> _LISTED ENTRIES_
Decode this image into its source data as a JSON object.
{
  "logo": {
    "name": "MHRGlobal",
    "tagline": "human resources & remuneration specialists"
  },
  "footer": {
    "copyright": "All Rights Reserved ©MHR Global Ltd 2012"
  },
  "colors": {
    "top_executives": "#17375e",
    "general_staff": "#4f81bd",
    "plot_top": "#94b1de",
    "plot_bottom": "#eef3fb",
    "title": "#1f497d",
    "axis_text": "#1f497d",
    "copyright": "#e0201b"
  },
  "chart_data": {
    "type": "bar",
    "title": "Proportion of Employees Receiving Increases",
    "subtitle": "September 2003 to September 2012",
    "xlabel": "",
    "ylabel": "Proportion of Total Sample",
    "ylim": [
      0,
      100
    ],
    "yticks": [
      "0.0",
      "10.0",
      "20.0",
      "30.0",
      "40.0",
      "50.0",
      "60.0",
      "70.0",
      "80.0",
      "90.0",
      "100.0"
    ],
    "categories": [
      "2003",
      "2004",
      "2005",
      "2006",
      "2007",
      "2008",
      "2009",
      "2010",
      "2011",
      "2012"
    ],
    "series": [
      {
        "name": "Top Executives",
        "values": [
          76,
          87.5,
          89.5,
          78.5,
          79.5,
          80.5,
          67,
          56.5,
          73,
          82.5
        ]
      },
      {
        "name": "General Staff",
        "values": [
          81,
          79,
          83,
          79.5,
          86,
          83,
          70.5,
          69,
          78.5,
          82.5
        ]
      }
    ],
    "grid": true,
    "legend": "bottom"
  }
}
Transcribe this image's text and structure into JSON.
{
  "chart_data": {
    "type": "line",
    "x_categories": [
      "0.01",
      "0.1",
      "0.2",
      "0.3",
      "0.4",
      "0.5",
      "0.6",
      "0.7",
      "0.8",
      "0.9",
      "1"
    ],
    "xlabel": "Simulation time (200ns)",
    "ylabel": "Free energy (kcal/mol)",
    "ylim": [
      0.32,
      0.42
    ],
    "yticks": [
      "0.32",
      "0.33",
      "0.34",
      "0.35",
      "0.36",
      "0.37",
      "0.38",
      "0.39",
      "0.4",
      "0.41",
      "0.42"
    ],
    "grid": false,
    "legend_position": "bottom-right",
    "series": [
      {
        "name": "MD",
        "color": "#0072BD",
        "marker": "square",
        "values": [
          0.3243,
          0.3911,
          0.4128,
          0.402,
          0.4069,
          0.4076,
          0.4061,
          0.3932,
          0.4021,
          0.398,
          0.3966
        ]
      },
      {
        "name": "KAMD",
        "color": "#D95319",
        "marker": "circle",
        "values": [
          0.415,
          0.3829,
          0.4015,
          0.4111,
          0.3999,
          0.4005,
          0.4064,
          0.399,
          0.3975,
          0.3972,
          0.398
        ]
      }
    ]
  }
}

> _TASK GOAL_
Your task is to transcribe the material exactly.

> _EXERCISE ANSWER_
Decode this image into its source data as a JSON object.
{
  "logo": {
    "name": "MHRGlobal",
    "tagline": "human resources & remuneration specialists"
  },
  "footer": {
    "copyright": "All Rights Reserved ©MHR Global Ltd 2012"
  },
  "colors": {
    "top_executives": "#17375e",
    "general_staff": "#4f81bd",
    "plot_top": "#94b1de",
    "plot_bottom": "#eef3fb",
    "title": "#1f497d",
    "axis_text": "#1f497d",
    "copyright": "#e0201b"
  },
  "chart_data": {
    "type": "bar",
    "title": "Proportion of Employees Receiving Increases",
    "subtitle": "September 2003 to September 2012",
    "xlabel": "",
    "ylabel": "Proportion of Total Sample",
    "ylim": [
      0,
      100
    ],
    "yticks": [
      "0.0",
      "10.0",
      "20.0",
      "30.0",
      "40.0",
      "50.0",
      "60.0",
      "70.0",
      "80.0",
      "90.0",
      "100.0"
    ],
    "categories": [
      "2003",
      "2004",
      "2005",
      "2006",
      "2007",
      "2008",
      "2009",
      "2010",
      "2011",
      "2012"
    ],
    "series": [
      {
        "name": "Top Executives",
        "values": [
          76,
          87.5,
          89.5,
          78.5,
          79.5,
          80.5,
          67,
          56.5,
          73,
          82.5
        ]
      },
      {
        "name": "General Staff",
        "values": [
          81,
          79,
          83,
          79.5,
          86,
          83,
          70.5,
          69,
          78.5,
          82.5
        ]
      }
    ],
    "grid": true,
    "legend": "bottom"
  }
}
Transcribe this image's text and structure into JSON.
{
  "chart_data": {
    "type": "line",
    "x_categories": [
      "0.01",
      "0.1",
      "0.2",
      "0.3",
      "0.4",
      "0.5",
      "0.6",
      "0.7",
      "0.8",
      "0.9",
      "1"
    ],
    "xlabel": "Simulation time (200ns)",
    "ylabel": "Free energy (kcal/mol)",
    "ylim": [
      0.32,
      0.42
    ],
    "yticks": [
      "0.32",
      "0.33",
      "0.34",
      "0.35",
      "0.36",
      "0.37",
      "0.38",
      "0.39",
      "0.4",
      "0.41",
      "0.42"
    ],
    "grid": false,
    "legend_position": "bottom-right",
    "series": [
      {
        "name": "MD",
        "color": "#0072BD",
        "marker": "square",
        "values": [
          0.3243,
          0.3911,
          0.4128,
          0.402,
          0.4069,
          0.4076,
          0.4061,
          0.3932,
          0.4021,
          0.398,
          0.3966
        ]
      },
      {
        "name": "KAMD",
        "color": "#D95319",
        "marker": "circle",
        "values": [
          0.415,
          0.3829,
          0.4015,
          0.4111,
          0.3999,
          0.4005,
          0.4064,
          0.399,
          0.3975,
          0.3972,
          0.398
        ]
      }
    ]
  }
}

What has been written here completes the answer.